> **Stated exercise 1**: Copy out the entries below exactly, starting at their first line and stopping after the line that contains "- staticText: Experience".

> **Excerpted text**:

■ ■ ■ ■

Why would EPA target North Dakota in its vendetta against the domestic petroleum industry?  Texas and Oklahoma have historically been much more outspoken in opposing federal overreach.  Alaska’s delegation vehemently advocated for offshore access and North Slope exploration.  Hmmm….

It’s fair to speculate that federal regulators were itching for payback in North Dakota.  They had lost in federal court on the Obama Clean Power Plan and Waters of the US.  To boot, federal court found in favor of coal suppliers in the Minnkota (North Dakota v. Beverly Heydinger) case.

Or, it could be that the win in Colorado over Noble emboldened the agency to believe the stars were aligned for a major haul in settlement dollars and a PR field day.  The process would be under the radar and the coup administered on the QT as the state signed the confidentiality agreement.

Whatever the motivation, information requests from the EPA were delivered to multiple North Dakota oil producers, large and small alike.  Meanwhile back in Washington, DC, EPA Administrator McCarthy was testifying before Congress that her agency knew little about the oil and gas industry and was just beginning to learn and understand its operations.

That statement proved surprising in both its partial truth and partial falsehood.  In its probe in North Dakota, the agency was requesting pressure data on the “thief hatches” on oil tank batteries.  These are nothing more than pressure relief valves that open and close with pressure variations in the tanks.  They prevent pressure build ups which could lead to explosions.  Emissions from such valves are miniscule, but detectable with a FLIR camera.  These are minute engineering details that even many in industry are not privy to.

However, when it came to simple operational “givens” the agency was at sea.  Neither the DOJ attorneys nor the EPA knew that ownership in any oil producing property could be split into multiple interest owners…sometimes hundreds in a single well.  And, their information demands included financial data that had zero bearing on any air quality issues.  Even DOJ, which is supposed to know legal parameters for investigations, did not advise against probing for unrelated and non-essential fiduciary data.

■ ■ ■ ■

> **Exercise material**:
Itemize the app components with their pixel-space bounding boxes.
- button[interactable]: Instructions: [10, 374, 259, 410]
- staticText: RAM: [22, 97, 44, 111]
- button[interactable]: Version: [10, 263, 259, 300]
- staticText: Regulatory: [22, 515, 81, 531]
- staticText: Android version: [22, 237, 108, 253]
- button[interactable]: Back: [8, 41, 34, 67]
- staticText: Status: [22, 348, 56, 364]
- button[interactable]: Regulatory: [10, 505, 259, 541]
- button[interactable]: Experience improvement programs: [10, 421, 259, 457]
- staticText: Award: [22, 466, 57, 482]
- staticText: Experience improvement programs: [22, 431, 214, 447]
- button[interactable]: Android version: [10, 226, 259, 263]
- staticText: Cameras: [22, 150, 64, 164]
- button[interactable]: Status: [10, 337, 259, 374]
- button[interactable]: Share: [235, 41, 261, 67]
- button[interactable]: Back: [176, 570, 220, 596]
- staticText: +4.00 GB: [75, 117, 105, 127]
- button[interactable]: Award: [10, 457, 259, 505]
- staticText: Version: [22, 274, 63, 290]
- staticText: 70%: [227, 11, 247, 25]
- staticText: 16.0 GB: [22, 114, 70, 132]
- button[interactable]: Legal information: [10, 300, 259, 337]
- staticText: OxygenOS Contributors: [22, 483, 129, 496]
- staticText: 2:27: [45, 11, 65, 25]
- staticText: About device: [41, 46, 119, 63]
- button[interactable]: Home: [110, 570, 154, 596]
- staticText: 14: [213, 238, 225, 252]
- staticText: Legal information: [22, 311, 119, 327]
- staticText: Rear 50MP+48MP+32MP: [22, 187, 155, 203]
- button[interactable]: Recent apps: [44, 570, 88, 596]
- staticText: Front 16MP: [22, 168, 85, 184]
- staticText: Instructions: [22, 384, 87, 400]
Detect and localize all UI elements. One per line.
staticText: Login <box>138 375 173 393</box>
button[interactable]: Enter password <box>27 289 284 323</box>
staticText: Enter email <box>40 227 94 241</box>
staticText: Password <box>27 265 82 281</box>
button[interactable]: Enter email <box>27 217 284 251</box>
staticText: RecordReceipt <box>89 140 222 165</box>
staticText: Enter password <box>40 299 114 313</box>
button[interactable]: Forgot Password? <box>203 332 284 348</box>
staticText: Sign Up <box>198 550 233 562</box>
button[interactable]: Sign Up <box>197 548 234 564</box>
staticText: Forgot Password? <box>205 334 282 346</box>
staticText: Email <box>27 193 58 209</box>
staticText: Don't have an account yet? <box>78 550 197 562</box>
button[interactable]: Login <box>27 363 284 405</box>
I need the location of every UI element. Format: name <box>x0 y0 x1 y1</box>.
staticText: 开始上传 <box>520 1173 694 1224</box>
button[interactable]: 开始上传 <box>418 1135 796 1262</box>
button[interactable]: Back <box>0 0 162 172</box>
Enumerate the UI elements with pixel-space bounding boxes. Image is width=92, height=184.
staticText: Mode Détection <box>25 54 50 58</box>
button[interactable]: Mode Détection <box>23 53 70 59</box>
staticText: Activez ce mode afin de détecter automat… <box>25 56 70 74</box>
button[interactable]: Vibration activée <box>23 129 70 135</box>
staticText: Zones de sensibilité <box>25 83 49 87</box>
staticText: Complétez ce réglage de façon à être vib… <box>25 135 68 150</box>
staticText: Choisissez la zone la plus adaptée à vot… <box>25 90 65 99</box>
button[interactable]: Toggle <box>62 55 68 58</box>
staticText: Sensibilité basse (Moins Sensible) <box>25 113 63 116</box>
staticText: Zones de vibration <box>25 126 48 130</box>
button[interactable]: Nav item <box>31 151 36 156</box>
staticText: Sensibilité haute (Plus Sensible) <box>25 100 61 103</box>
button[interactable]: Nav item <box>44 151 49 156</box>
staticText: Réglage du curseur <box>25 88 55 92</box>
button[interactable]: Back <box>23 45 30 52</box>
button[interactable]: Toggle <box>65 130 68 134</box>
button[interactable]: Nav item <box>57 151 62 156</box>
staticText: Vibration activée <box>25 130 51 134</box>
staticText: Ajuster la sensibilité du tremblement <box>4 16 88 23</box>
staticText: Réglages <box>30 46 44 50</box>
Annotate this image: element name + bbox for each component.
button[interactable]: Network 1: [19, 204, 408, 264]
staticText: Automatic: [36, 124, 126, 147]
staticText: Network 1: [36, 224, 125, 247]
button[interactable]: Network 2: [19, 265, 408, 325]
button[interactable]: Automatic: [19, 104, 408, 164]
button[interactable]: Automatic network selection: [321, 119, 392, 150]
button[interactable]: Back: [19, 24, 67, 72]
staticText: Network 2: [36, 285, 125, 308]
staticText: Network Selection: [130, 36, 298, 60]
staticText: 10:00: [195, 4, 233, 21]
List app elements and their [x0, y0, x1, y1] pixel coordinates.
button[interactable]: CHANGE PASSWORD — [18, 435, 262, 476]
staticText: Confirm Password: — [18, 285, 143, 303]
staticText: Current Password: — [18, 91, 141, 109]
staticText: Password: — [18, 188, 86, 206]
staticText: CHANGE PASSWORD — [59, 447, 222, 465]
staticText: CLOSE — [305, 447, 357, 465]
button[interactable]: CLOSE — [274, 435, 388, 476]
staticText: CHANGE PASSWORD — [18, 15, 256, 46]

■ ■ ■ ■

> **Stated exercise 2**: In the excerpt about the EPA in North Dakota, write the passage again starting at "Whatever the motivation, information" and ending after "understand its operations.", with "Congress" changed to "the Senate".

> **Solution 1**:
Itemize the app components with their pixel-space bounding boxes.
- button[interactable]: Instructions: [10, 374, 259, 410]
- staticText: RAM: [22, 97, 44, 111]
- button[interactable]: Version: [10, 263, 259, 300]
- staticText: Regulatory: [22, 515, 81, 531]
- staticText: Android version: [22, 237, 108, 253]
- button[interactable]: Back: [8, 41, 34, 67]
- staticText: Status: [22, 348, 56, 364]
- button[interactable]: Regulatory: [10, 505, 259, 541]
- button[interactable]: Experience improvement programs: [10, 421, 259, 457]
- staticText: Award: [22, 466, 57, 482]
- staticText: Experience improvement programs: [22, 431, 214, 447]

> **Solution 2**:
Whatever the motivation, information requests from the EPA were delivered to multiple North Dakota oil producers, large and small alike.  Meanwhile back in Washington, DC, EPA Administrator McCarthy was testifying before the Senate that her agency knew little about the oil and gas industry and was just beginning to learn and understand its operations.